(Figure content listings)
****

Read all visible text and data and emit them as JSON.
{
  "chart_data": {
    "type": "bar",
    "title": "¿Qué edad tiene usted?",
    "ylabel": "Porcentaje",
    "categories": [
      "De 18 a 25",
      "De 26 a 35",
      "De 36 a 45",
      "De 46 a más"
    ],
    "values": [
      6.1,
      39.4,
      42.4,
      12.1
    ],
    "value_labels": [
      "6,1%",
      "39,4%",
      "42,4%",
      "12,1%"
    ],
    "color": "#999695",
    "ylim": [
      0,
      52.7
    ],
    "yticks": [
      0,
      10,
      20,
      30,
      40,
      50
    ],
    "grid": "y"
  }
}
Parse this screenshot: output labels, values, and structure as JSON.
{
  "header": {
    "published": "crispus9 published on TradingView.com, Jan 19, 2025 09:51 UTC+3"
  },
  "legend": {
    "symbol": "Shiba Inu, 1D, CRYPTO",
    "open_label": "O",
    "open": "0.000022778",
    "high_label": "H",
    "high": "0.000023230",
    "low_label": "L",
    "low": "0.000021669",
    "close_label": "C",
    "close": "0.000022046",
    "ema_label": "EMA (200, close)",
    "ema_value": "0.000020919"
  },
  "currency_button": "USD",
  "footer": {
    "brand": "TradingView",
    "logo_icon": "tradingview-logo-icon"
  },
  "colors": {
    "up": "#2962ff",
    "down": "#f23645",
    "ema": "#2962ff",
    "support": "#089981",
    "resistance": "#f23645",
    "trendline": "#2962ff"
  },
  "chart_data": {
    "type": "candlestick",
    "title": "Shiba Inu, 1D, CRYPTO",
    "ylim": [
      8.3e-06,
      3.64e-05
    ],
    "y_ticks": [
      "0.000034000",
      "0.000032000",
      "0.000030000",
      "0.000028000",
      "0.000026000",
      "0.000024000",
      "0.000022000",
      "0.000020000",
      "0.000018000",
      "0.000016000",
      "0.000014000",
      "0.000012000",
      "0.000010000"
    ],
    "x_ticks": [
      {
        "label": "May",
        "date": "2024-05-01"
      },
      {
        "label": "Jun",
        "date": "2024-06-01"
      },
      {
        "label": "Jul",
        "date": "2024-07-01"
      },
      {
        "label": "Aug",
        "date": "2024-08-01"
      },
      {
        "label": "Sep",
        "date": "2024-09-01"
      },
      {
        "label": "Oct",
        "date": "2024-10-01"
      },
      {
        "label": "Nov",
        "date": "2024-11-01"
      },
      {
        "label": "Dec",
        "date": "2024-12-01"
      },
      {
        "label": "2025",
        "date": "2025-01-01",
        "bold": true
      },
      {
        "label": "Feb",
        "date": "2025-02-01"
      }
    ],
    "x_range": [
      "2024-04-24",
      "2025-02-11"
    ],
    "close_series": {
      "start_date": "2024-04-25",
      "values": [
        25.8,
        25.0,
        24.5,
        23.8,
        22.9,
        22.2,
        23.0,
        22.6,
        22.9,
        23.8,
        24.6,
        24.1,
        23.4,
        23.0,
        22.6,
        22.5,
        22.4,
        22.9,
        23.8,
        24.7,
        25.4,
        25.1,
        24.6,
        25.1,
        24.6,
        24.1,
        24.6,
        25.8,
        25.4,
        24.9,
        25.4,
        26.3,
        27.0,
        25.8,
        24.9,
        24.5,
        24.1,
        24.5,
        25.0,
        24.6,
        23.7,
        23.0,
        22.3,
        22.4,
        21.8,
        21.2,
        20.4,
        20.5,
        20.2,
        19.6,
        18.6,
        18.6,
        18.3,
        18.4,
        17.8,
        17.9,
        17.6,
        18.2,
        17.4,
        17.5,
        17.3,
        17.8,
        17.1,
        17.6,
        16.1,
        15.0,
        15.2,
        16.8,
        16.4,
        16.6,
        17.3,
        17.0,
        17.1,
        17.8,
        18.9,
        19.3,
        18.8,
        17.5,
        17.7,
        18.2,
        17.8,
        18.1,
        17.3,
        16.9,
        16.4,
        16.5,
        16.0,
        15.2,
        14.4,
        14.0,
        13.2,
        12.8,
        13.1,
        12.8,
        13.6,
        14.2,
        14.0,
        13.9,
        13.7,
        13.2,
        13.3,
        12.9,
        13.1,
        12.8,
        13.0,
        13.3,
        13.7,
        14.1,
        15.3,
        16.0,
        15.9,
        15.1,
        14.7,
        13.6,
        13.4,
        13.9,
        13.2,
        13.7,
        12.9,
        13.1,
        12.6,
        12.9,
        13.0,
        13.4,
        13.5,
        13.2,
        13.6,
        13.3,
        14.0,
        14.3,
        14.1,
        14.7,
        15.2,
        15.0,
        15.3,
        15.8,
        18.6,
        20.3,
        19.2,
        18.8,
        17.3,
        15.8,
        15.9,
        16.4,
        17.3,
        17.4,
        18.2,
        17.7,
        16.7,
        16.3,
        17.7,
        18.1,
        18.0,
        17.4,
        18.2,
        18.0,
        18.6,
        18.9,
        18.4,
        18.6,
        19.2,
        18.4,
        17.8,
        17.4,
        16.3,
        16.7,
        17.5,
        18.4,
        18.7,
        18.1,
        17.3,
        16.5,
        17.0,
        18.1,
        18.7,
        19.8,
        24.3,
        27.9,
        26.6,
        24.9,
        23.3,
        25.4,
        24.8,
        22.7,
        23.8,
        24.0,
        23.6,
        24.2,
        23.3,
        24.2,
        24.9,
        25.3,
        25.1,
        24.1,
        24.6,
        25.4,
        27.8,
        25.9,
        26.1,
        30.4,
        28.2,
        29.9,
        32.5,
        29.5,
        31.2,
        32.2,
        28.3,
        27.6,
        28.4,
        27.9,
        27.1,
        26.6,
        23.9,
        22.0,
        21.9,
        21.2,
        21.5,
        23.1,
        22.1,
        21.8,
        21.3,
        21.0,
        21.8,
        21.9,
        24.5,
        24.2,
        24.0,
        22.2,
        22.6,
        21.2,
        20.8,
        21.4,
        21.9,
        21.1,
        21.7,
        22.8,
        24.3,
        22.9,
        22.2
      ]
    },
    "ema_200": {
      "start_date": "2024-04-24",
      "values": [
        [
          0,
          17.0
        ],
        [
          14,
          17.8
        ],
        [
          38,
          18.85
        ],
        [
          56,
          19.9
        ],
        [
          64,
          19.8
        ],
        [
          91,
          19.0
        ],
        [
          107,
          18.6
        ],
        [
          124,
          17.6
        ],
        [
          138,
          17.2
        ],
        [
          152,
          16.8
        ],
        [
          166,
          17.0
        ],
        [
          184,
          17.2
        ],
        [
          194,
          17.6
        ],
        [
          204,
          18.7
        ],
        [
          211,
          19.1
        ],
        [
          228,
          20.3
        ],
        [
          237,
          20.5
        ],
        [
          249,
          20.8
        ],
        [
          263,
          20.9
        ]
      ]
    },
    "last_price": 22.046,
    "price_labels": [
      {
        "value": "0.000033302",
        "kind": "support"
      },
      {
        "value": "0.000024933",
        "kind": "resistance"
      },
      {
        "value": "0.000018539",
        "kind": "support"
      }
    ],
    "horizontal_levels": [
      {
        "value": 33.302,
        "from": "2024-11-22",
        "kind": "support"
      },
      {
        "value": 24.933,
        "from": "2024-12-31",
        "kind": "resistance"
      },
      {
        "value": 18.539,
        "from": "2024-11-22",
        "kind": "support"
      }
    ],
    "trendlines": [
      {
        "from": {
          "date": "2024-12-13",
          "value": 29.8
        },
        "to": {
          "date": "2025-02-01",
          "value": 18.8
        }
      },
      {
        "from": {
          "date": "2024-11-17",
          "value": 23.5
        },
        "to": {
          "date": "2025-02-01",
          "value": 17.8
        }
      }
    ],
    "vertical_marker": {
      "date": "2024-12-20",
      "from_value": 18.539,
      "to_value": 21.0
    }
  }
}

****

_Work required:_
Pull every line containing the word "Shiba" out of the entries above.

_Right answer:_
    "symbol": "Shiba Inu, 1D, CRYPTO",
    "title": "Shiba Inu, 1D, CRYPTO",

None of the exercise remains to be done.